Below are some records; reproduce every one of them exactly.

--------------------------------------------------

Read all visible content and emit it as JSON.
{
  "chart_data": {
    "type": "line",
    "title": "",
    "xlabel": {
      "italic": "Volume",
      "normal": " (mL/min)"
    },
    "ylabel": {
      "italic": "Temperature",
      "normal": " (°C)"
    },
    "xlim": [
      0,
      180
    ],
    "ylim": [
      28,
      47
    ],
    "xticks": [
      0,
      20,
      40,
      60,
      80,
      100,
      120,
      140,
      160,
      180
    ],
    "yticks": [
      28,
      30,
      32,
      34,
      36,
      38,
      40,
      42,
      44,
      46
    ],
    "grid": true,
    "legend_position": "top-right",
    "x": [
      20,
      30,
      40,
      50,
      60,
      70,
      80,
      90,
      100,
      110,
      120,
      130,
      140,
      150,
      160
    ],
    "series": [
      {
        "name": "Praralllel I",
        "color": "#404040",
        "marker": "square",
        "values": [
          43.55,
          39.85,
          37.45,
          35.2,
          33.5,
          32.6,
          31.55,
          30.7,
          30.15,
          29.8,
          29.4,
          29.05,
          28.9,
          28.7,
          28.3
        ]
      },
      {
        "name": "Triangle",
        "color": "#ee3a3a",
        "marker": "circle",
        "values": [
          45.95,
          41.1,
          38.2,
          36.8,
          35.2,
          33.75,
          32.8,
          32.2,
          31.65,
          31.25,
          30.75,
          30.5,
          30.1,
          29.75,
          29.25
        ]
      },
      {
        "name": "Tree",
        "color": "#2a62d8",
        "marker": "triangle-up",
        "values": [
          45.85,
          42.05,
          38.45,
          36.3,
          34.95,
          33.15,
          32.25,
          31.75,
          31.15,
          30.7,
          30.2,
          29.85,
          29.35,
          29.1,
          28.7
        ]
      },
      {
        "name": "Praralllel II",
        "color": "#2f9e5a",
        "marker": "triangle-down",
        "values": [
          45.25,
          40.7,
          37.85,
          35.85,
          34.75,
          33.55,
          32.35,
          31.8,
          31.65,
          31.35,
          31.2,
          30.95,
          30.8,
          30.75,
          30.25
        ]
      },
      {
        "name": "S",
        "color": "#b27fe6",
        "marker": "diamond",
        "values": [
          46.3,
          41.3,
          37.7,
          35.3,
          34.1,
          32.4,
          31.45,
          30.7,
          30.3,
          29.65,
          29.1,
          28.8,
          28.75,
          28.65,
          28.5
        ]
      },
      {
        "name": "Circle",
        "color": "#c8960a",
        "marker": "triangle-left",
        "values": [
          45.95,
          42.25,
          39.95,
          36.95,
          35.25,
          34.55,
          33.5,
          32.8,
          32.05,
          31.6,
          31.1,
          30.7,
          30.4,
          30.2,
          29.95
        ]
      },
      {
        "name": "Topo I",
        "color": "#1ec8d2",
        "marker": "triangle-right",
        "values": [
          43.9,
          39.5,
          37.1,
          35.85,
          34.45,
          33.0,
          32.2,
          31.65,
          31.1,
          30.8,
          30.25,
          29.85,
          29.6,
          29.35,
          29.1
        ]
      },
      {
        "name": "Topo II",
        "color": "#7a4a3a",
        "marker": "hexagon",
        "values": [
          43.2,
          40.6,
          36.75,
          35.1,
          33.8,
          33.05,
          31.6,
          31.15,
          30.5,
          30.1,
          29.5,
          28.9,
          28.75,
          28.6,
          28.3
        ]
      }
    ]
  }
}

--------------------------------------------------

Exercise output:
Read all visible content and emit it as JSON.
{
  "chart_data": {
    "type": "line",
    "title": "",
    "xlabel": {
      "italic": "Volume",
      "normal": " (mL/min)"
    },
    "ylabel": {
      "italic": "Temperature",
      "normal": " (°C)"
    },
    "xlim": [
      0,
      180
    ],
    "ylim": [
      28,
      47
    ],
    "xticks": [
      0,
      20,
      40,
      60,
      80,
      100,
      120,
      140,
      160,
      180
    ],
    "yticks": [
      28,
      30,
      32,
      34,
      36,
      38,
      40,
      42,
      44,
      46
    ],
    "grid": true,
    "legend_position": "top-right",
    "x": [
      20,
      30,
      40,
      50,
      60,
      70,
      80,
      90,
      100,
      110,
      120,
      130,
      140,
      150,
      160
    ],
    "series": [
      {
        "name": "Praralllel I",
        "color": "#404040",
        "marker": "square",
        "values": [
          43.55,
          39.85,
          37.45,
          35.2,
          33.5,
          32.6,
          31.55,
          30.7,
          30.15,
          29.8,
          29.4,
          29.05,
          28.9,
          28.7,
          28.3
        ]
      },
      {
        "name": "Triangle",
        "color": "#ee3a3a",
        "marker": "circle",
        "values": [
          45.95,
          41.1,
          38.2,
          36.8,
          35.2,
          33.75,
          32.8,
          32.2,
          31.65,
          31.25,
          30.75,
          30.5,
          30.1,
          29.75,
          29.25
        ]
      },
      {
        "name": "Tree",
        "color": "#2a62d8",
        "marker": "triangle-up",
        "values": [
          45.85,
          42.05,
          38.45,
          36.3,
          34.95,
          33.15,
          32.25,
          31.75,
          31.15,
          30.7,
          30.2,
          29.85,
          29.35,
          29.1,
          28.7
        ]
      },
      {
        "name": "Praralllel II",
        "color": "#2f9e5a",
        "marker": "triangle-down",
        "values": [
          45.25,
          40.7,
          37.85,
          35.85,
          34.75,
          33.55,
          32.35,
          31.8,
          31.65,
          31.35,
          31.2,
          30.95,
          30.8,
          30.75,
          30.25
        ]
      },
      {
        "name": "S",
        "color": "#b27fe6",
        "marker": "diamond",
        "values": [
          46.3,
          41.3,
          37.7,
          35.3,
          34.1,
          32.4,
          31.45,
          30.7,
          30.3,
          29.65,
          29.1,
          28.8,
          28.75,
          28.65,
          28.5
        ]
      },
      {
        "name": "Circle",
        "color": "#c8960a",
        "marker": "triangle-left",
        "values": [
          45.95,
          42.25,
          39.95,
          36.95,
          35.25,
          34.55,
          33.5,
          32.8,
          32.05,
          31.6,
          31.1,
          30.7,
          30.4,
          30.2,
          29.95
        ]
      },
      {
        "name": "Topo I",
        "color": "#1ec8d2",
        "marker": "triangle-right",
        "values": [
          43.9,
          39.5,
          37.1,
          35.85,
          34.45,
          33.0,
          32.2,
          31.65,
          31.1,
          30.8,
          30.25,
          29.85,
          29.6,
          29.35,
          29.1
        ]
      },
      {
        "name": "Topo II",
        "color": "#7a4a3a",
        "marker": "hexagon",
        "values": [
          43.2,
          40.6,
          36.75,
          35.1,
          33.8,
          33.05,
          31.6,
          31.15,
          30.5,
          30.1,
          29.5,
          28.9,
          28.75,
          28.6,
          28.3
        ]
      }
    ]
  }
}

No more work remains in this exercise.